--- Start of Exercise inputs ---

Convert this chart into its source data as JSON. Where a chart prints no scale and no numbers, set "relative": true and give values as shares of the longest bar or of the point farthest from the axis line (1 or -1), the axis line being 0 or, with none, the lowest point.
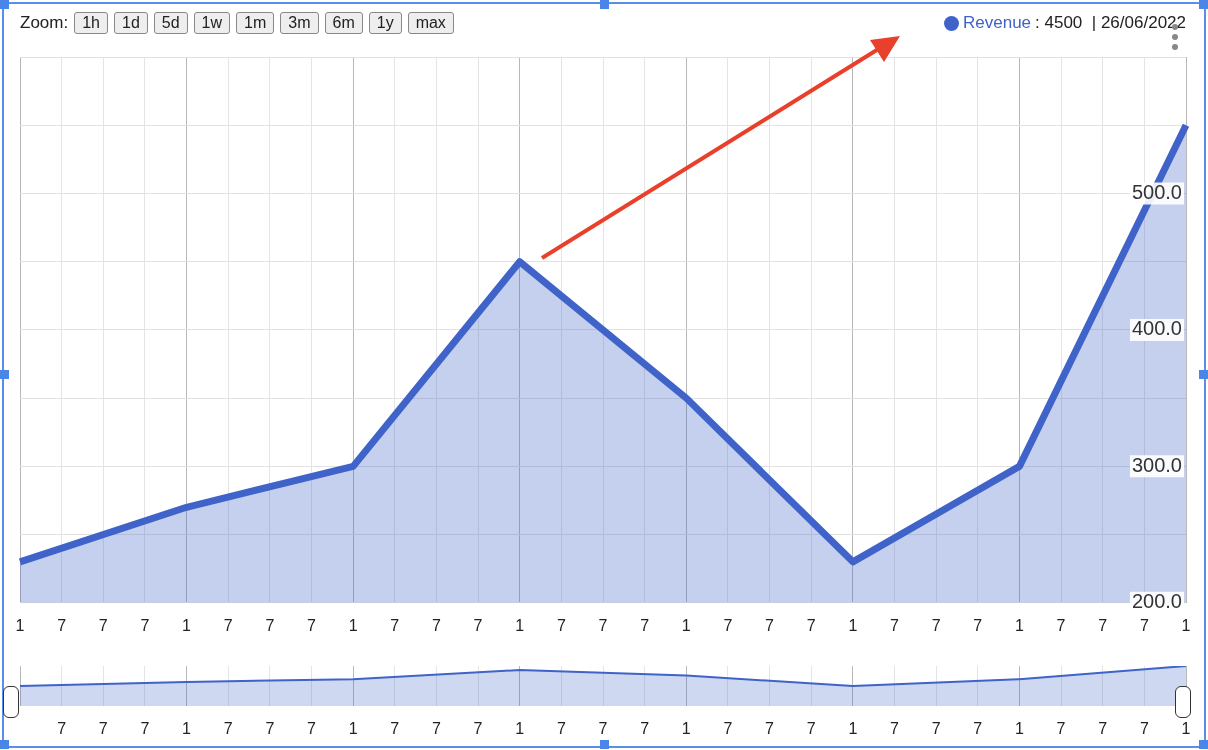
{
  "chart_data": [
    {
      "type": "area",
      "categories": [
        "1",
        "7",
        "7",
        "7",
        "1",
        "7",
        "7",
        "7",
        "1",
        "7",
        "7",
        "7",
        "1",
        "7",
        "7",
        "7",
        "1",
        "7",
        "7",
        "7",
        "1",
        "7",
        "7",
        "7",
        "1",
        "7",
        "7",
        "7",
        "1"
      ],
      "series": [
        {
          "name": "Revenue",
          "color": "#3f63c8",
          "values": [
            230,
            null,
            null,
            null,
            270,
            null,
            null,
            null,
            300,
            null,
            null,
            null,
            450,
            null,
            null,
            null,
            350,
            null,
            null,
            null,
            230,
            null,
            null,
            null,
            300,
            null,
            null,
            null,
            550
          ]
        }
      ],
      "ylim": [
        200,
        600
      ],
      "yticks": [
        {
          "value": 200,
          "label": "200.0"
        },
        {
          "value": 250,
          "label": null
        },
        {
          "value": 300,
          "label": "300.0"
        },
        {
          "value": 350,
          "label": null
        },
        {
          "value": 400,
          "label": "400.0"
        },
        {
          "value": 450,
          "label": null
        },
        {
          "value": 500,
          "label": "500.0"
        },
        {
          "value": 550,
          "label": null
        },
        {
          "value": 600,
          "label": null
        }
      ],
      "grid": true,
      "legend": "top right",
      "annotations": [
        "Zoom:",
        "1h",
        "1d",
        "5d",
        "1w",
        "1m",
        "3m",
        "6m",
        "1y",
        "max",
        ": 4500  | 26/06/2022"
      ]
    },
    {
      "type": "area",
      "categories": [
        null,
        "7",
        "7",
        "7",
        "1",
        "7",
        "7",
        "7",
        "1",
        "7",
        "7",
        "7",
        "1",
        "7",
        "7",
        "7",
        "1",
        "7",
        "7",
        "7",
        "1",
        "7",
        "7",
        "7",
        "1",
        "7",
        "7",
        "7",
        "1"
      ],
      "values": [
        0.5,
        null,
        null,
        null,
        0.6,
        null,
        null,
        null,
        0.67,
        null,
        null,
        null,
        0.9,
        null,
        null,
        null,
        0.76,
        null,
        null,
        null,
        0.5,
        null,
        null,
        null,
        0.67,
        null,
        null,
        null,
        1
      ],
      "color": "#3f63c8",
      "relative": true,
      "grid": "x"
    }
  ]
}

--- End of Exercise inputs ---
--- Start of Exercise inputs ---

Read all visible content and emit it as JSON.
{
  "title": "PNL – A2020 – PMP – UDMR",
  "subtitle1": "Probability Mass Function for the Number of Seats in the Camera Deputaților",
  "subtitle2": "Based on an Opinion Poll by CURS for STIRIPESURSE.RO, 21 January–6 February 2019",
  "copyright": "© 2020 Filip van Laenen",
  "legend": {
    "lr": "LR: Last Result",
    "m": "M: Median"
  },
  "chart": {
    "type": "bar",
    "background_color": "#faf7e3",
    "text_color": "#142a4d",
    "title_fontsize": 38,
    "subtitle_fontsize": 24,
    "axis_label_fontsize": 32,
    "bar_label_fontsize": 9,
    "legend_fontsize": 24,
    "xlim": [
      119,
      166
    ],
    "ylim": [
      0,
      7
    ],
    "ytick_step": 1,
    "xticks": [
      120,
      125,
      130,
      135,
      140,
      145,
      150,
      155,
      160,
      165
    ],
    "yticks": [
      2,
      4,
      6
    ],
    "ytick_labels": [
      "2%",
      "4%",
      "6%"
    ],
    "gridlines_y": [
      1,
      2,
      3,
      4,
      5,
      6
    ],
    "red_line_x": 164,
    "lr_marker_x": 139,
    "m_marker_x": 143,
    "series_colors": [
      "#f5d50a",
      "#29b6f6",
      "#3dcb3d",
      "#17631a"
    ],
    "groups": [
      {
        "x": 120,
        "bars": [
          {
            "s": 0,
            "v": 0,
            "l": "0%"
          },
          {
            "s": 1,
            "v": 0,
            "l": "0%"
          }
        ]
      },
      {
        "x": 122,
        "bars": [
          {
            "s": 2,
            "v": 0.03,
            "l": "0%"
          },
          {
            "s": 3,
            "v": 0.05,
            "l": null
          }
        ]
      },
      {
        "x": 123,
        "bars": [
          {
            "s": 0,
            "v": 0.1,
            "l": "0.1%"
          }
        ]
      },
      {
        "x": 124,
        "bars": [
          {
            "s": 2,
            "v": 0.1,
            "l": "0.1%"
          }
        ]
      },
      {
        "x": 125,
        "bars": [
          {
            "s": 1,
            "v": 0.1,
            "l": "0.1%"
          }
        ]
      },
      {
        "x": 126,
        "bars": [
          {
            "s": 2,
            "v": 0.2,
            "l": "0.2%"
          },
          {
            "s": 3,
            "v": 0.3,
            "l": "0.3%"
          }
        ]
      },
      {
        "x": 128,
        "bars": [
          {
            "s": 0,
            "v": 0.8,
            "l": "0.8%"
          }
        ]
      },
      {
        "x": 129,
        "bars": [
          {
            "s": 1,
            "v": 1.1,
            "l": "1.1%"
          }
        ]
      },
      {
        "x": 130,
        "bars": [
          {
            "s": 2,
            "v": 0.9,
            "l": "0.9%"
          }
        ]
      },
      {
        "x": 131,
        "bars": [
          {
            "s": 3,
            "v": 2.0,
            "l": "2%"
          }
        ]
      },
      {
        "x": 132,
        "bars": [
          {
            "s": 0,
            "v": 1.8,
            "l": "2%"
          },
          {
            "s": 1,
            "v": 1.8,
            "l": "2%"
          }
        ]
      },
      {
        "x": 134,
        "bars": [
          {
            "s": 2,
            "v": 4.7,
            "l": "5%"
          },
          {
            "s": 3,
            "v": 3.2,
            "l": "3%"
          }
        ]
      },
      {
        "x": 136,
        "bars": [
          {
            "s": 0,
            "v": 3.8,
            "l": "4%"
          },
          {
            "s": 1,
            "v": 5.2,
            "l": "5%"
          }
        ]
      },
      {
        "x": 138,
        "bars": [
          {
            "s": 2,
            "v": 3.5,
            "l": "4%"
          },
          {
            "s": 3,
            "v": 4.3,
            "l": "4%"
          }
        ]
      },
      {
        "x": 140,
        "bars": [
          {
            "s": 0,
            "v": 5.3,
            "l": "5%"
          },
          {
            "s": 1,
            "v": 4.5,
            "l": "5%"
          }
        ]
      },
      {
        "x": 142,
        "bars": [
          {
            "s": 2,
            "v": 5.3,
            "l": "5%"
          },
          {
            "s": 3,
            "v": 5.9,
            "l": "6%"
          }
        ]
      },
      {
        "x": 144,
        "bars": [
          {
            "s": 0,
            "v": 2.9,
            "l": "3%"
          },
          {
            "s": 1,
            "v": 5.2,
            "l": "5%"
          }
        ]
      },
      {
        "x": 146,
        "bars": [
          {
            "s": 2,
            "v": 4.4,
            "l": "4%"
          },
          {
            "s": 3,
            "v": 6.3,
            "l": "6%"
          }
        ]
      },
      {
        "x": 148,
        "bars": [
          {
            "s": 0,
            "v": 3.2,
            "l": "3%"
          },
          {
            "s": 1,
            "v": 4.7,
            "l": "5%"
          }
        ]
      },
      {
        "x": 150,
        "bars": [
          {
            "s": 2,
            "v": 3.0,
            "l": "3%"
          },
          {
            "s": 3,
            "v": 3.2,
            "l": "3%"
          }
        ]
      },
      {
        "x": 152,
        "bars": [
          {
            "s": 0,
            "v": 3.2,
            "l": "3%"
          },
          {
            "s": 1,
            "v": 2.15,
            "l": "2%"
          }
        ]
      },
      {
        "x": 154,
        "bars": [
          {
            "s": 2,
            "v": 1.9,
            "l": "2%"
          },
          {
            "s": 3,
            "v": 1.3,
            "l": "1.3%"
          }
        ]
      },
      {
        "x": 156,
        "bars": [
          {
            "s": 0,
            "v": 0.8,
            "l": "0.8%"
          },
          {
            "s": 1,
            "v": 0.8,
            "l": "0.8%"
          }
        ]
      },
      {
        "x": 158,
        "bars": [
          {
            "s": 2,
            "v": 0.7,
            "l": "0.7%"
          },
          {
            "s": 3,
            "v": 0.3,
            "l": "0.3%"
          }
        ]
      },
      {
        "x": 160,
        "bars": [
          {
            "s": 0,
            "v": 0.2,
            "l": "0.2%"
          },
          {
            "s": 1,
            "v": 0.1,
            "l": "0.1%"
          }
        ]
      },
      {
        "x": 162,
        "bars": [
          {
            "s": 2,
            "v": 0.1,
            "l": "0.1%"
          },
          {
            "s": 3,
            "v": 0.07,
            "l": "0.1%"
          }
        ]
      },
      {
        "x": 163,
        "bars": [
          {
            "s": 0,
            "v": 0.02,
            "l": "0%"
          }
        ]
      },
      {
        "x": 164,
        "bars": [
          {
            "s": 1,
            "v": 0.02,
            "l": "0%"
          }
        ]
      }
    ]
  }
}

--- End of Exercise inputs ---

Locate all lines in the listing above with the word "true" and copy them.

Convert this chart into its source data as JSON. Where a chart prints no scale and no numbers, set "relative": true and give values as shares of the longest bar or of the point farthest from the axis line (1 or -1), the axis line being 0 or, with none, the lowest point.
      "grid": true,
      "relative": true,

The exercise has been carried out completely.